**Tasks to carry out:**
a - Retype the WestJet and Air Canada article starting with "Rouge vs. Encore" and going on through "important than ever.".
b - In the WestJet and Air Canada article, which two cities has Encore begun to service?
c - Write what comes next in the WestJet and Air Canada article, picking up after its final sentence.
Given text Start Marker
When it comes to aviation companies in Canada, investors are only left with two viable options: WestJet Airlines Ltd (TSX: WJA) and Air Canada (TSX: AC.B). One is a former crown corporation, and the other are the rebels that broke Air Canada’s near-monopoly of Canadian skies.
So which offers the best upward momentum for investors?
Tandem record load factors
One thing these two companies have in common is that it was a very good August, as both airlines reported record load numbers.
WestJet posted an all-time high record load factor of 89.3%, a 1.4% increase over August 2013, flying a total of 1.9 million guests. Revenue passengers per mile grew by 7.4% year over year compared to a 5.7% increase at the same time last year.
Meanwhile, Air Canada also set a new record in its 77-year history, posting an all-time record load factor of 89.8%, up from 89.3% in August 2013. Overall traffic increased in the month of August increased by 10.8% helping Air Canada reach this milestone.
Rouge vs. Encore
A decade ago, the great battle was over wide-body aircrafts flying to major centers. Now, a new war is emerging between these two airlines in the form of discount carriers. Air Canada had dabbled in the regional discount market several times, but with WestJet stepping up its Encore brand, the success of Rouge is more important than ever.
Time will only tell if Rouge goes the way of Jazz, Zip, Tango, and Jetz, but WestJet and Encore are doing everything they can to make it so. By expanding East and establishing a new hub in Toronto, Encore has begun to service Fredericton and Thunder Bay, striking at Air Canada’s territory.
Given text End Marker
Information shown Start Marker
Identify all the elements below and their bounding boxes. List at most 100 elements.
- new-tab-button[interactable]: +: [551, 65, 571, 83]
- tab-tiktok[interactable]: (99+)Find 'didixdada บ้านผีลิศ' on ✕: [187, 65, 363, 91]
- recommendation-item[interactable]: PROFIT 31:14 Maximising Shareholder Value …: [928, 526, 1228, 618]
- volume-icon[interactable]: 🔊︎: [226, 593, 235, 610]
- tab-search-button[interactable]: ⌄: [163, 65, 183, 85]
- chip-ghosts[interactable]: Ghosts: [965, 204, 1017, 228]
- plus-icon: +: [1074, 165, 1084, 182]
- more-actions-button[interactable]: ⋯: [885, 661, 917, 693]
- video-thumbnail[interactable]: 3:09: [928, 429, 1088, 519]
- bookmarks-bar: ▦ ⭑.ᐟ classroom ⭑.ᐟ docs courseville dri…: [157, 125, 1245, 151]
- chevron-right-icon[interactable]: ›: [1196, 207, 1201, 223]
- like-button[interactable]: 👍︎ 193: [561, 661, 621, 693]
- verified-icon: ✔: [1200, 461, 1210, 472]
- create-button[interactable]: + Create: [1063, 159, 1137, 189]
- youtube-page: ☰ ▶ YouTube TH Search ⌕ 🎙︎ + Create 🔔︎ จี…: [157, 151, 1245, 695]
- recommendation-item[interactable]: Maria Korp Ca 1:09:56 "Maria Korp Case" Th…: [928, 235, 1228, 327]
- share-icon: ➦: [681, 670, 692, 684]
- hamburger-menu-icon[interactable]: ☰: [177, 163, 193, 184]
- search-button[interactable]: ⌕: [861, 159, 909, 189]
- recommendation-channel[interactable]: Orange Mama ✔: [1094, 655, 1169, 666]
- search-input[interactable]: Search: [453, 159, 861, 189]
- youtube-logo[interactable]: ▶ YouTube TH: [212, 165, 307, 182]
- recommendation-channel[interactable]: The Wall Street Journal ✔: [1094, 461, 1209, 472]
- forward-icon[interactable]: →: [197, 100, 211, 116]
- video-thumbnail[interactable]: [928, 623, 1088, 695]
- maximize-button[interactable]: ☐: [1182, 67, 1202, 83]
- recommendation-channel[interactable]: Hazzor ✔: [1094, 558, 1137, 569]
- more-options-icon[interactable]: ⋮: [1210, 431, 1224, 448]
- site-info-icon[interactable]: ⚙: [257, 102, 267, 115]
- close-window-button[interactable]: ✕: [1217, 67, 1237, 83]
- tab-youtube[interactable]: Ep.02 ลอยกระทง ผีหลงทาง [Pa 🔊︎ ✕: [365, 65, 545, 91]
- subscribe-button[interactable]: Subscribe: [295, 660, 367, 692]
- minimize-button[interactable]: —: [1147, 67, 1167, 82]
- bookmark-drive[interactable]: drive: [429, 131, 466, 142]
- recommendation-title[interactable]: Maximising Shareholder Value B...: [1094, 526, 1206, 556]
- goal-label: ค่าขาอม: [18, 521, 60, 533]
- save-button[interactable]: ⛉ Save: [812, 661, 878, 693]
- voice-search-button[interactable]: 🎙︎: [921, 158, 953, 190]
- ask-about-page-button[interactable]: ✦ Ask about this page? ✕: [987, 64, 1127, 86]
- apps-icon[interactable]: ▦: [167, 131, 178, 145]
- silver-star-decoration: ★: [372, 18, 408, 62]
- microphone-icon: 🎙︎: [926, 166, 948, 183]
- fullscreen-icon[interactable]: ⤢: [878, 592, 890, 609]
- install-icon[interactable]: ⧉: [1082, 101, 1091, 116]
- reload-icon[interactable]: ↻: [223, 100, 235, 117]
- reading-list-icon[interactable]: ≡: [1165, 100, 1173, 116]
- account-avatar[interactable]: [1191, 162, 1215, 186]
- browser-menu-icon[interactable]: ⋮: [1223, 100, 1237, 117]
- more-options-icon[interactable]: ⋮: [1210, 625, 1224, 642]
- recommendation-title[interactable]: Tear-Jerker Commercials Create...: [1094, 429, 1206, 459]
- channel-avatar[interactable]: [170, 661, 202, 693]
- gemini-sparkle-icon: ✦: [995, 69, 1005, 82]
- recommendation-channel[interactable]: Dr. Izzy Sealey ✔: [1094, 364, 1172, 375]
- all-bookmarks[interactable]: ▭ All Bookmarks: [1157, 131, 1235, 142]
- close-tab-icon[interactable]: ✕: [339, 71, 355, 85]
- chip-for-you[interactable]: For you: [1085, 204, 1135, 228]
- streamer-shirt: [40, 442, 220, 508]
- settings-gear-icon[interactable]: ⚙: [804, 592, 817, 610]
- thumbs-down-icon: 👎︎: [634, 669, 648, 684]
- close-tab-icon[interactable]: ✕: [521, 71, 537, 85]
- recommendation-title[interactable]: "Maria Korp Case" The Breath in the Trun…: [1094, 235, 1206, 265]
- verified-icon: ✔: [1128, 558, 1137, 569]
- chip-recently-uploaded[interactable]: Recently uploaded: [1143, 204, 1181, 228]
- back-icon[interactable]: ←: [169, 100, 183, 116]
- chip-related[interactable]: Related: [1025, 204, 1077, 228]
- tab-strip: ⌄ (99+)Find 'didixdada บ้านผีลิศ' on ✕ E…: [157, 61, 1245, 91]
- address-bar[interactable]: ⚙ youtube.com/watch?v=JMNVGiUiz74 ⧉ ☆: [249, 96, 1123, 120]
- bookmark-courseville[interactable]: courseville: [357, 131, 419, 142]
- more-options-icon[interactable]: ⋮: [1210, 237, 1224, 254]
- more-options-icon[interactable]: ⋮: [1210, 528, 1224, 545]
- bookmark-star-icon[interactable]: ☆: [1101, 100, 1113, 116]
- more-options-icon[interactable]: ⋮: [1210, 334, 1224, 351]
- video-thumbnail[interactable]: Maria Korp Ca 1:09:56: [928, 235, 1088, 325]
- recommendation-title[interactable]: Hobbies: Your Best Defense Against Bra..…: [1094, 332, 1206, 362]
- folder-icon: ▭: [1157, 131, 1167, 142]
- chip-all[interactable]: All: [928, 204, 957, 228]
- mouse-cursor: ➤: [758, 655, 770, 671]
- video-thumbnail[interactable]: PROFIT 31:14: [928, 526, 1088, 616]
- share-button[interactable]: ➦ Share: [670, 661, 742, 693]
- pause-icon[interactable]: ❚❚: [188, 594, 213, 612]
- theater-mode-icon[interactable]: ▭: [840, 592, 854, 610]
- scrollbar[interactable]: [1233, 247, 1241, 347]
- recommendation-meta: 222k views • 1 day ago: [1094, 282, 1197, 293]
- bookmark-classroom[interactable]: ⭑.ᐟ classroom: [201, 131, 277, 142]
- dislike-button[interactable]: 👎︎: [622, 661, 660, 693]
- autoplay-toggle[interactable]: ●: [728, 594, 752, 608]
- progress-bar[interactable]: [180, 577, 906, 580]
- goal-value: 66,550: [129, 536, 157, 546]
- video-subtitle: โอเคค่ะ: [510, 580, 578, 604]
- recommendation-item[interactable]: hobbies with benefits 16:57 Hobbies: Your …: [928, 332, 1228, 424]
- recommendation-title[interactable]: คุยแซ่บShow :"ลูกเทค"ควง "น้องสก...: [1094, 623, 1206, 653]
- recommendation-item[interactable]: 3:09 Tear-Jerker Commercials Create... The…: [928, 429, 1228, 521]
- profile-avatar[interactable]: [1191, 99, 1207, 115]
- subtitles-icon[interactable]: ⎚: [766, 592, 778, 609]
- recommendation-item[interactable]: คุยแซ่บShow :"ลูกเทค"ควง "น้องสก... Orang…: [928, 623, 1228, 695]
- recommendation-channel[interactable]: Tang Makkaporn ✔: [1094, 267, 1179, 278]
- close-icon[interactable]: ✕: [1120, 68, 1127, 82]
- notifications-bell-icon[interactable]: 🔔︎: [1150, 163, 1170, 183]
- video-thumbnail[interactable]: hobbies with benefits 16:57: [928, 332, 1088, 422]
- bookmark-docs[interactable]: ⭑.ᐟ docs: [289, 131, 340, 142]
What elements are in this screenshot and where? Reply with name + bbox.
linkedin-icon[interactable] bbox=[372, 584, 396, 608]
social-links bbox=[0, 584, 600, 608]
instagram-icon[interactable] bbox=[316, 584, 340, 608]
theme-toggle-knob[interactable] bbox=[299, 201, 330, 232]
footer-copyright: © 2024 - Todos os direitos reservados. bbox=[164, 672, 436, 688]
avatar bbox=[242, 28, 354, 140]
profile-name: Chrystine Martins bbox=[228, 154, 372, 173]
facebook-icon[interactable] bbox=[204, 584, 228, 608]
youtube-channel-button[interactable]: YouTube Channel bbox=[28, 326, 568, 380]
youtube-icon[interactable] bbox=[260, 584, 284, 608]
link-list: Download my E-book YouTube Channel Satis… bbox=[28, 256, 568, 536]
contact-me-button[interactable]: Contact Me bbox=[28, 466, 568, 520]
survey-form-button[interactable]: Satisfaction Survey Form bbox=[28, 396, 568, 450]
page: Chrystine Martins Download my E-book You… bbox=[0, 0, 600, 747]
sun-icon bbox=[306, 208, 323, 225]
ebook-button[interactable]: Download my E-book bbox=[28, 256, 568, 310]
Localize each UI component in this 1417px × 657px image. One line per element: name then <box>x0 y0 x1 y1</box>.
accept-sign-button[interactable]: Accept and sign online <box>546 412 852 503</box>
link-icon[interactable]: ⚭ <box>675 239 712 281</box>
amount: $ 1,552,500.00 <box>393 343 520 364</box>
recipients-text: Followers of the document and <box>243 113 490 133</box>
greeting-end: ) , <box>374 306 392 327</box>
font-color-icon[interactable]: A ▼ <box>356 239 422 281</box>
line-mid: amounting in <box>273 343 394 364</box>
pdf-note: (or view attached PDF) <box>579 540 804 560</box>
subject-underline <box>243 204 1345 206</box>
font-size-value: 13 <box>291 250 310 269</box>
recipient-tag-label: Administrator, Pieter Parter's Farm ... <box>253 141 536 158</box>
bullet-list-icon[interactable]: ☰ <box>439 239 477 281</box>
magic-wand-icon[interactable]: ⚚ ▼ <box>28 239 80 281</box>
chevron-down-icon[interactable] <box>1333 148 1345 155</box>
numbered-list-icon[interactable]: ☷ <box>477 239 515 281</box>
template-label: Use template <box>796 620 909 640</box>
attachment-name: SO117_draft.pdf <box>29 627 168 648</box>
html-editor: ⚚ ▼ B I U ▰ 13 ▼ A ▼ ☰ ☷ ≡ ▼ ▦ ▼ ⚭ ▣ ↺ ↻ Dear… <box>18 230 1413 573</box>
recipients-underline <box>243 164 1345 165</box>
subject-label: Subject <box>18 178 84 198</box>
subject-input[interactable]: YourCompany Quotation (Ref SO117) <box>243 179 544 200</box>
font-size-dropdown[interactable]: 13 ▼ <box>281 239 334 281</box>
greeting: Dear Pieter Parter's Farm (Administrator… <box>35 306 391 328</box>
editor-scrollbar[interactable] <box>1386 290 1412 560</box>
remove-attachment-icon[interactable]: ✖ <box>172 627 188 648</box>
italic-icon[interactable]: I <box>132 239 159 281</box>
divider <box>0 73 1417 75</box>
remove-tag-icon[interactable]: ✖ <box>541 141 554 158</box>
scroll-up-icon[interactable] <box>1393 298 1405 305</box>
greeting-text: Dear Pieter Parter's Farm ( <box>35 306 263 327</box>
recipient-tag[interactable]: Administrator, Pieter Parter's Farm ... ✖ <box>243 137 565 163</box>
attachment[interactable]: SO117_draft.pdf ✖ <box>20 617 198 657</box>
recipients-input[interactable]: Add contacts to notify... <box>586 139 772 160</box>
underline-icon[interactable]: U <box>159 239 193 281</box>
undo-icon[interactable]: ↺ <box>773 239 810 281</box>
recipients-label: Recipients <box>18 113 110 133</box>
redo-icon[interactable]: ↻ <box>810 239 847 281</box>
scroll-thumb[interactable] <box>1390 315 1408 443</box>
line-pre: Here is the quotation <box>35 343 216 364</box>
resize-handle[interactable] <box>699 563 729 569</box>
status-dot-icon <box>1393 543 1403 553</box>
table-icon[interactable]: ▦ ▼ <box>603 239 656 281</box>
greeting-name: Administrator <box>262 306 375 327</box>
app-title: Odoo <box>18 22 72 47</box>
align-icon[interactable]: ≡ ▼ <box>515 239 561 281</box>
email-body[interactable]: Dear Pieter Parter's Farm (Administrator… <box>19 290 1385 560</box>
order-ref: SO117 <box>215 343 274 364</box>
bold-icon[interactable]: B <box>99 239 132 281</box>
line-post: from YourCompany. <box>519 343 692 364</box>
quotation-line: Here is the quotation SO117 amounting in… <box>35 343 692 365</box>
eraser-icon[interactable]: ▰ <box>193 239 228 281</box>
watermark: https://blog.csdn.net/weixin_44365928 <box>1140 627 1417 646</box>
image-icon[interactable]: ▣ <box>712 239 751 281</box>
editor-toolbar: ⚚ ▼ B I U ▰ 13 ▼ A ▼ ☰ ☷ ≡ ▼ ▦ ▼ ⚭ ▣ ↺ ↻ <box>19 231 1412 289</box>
Information shown End Marker
**Expected outputs:**
a -
Rouge vs. Encore
A decade ago, the great battle was over wide-body aircrafts flying to major centers. Now, a new war is emerging between these two airlines in the form of discount carriers. Air Canada had dabbled in the regional discount market several times, but with WestJet stepping up its Encore brand, the success of Rouge is more important than ever.

b - Fredericton and Thunder Bay.

c -
So far, Encore only has 14 aircrafts serving 20 cities but all of that has come in just under a year — however, it has plans for a fleet of 30; Rouge has already grown to 54 routes in about the same time frame. Where Encore is seeking out new destinations, Air Canada is simply converting routes to Rouge, offering cheaper tickets, less thrills, and less leg room.
One advantage WestJet holds is the Q-400 turboprop aircrafts it uses, which are seen as “cheaper” to operate than the “Air Canada doesn’t want us anymore” Boeing 767s and Airbus A319 operated by Rouge.
It is these smaller discount carriers that are fueling the current surge in profits for both companies and will continue for some time to come.
Check your boarding pass
Both companies have their bright spots and turbulent ones. Air Canada still dominates the international flight market, but people have come out talking about how they have been “Rouged” by the company. WestJet has only recently expanded to a single destination in Europe and is finally expanding into wide-body aircrafts. But WestJet has a much stronger public opinion and has truly honed its offering to Canadians.
WestJet’s stock closed Monday at $30.58, with a 52-week range of $22.58 to $30.92 and an average price target of $33.90.
Air Canada’s stock closed Monday at $8.96, with a 52-week range of $2.91 to $10.90 and an average price target of $12.20.
Personally, I prefer WestJet not only because it is the only one of the two with a dividend but because it focuses less on cuts and more on expansion and customer satisfaction, a strategy that has turned it from a fly-by-night carrier to a national brand.